**Task requirements:** Rewrite the rows below, changing each "legend-label" to "legend-entry" and leaving everything else as it is.

**Excerpted data:**
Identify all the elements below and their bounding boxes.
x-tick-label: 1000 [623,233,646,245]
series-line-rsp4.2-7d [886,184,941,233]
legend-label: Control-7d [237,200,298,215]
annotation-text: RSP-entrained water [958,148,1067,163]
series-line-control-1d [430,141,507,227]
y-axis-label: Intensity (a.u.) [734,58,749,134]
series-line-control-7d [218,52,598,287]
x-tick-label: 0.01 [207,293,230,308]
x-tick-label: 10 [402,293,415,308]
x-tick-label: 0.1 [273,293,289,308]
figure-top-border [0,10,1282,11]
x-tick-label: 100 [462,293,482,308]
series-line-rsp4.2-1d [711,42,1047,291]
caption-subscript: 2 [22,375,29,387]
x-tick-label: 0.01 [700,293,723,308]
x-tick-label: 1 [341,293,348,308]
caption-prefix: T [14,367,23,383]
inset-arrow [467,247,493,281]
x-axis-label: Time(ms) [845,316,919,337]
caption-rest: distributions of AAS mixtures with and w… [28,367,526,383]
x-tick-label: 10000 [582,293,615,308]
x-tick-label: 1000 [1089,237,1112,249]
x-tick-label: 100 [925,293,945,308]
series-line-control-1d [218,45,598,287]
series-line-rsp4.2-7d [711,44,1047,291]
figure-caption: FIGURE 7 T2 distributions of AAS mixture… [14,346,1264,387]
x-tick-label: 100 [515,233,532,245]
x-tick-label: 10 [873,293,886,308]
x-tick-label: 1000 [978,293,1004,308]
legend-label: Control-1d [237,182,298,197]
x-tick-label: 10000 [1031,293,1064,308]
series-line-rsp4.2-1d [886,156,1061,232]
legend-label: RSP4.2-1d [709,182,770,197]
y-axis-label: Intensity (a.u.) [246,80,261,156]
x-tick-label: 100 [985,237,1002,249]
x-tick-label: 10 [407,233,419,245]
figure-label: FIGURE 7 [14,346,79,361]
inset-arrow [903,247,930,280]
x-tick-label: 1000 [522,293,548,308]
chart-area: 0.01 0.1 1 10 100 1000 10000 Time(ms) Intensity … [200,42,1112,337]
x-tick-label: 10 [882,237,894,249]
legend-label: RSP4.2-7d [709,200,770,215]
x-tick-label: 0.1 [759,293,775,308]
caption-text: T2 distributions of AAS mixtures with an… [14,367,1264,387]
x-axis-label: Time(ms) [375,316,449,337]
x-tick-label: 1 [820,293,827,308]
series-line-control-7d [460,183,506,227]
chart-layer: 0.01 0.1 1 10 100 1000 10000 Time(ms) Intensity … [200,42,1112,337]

**The solution:**
Identify all the elements below and their bounding boxes.
x-tick-label: 1000 [623,233,646,245]
series-line-rsp4.2-7d [886,184,941,233]
legend-entry: Control-7d [237,200,298,215]
annotation-text: RSP-entrained water [958,148,1067,163]
series-line-control-1d [430,141,507,227]
y-axis-label: Intensity (a.u.) [734,58,749,134]
series-line-control-7d [218,52,598,287]
x-tick-label: 0.01 [207,293,230,308]
x-tick-label: 10 [402,293,415,308]
x-tick-label: 0.1 [273,293,289,308]
figure-top-border [0,10,1282,11]
x-tick-label: 100 [462,293,482,308]
series-line-rsp4.2-1d [711,42,1047,291]
caption-subscript: 2 [22,375,29,387]
x-tick-label: 0.01 [700,293,723,308]
x-tick-label: 1 [341,293,348,308]
caption-prefix: T [14,367,23,383]
inset-arrow [467,247,493,281]
x-axis-label: Time(ms) [845,316,919,337]
caption-rest: distributions of AAS mixtures with and w… [28,367,526,383]
x-tick-label: 10000 [582,293,615,308]
x-tick-label: 1000 [1089,237,1112,249]
x-tick-label: 100 [925,293,945,308]
series-line-control-1d [218,45,598,287]
series-line-rsp4.2-7d [711,44,1047,291]
figure-caption: FIGURE 7 T2 distributions of AAS mixture… [14,346,1264,387]
x-tick-label: 100 [515,233,532,245]
x-tick-label: 10 [873,293,886,308]
x-tick-label: 1000 [978,293,1004,308]
legend-entry: Control-1d [237,182,298,197]
x-tick-label: 10000 [1031,293,1064,308]
series-line-rsp4.2-1d [886,156,1061,232]
legend-entry: RSP4.2-1d [709,182,770,197]
y-axis-label: Intensity (a.u.) [246,80,261,156]
x-tick-label: 100 [985,237,1002,249]
x-tick-label: 10 [407,233,419,245]
figure-label: FIGURE 7 [14,346,79,361]
inset-arrow [903,247,930,280]
x-tick-label: 1000 [522,293,548,308]
chart-area: 0.01 0.1 1 10 100 1000 10000 Time(ms) Intensity … [200,42,1112,337]
x-tick-label: 10 [882,237,894,249]
legend-entry: RSP4.2-7d [709,200,770,215]
x-tick-label: 0.1 [759,293,775,308]
caption-text: T2 distributions of AAS mixtures with an… [14,367,1264,387]
x-axis-label: Time(ms) [375,316,449,337]
x-tick-label: 1 [820,293,827,308]
series-line-control-7d [460,183,506,227]
chart-layer: 0.01 0.1 1 10 100 1000 10000 Time(ms) Intensity … [200,42,1112,337]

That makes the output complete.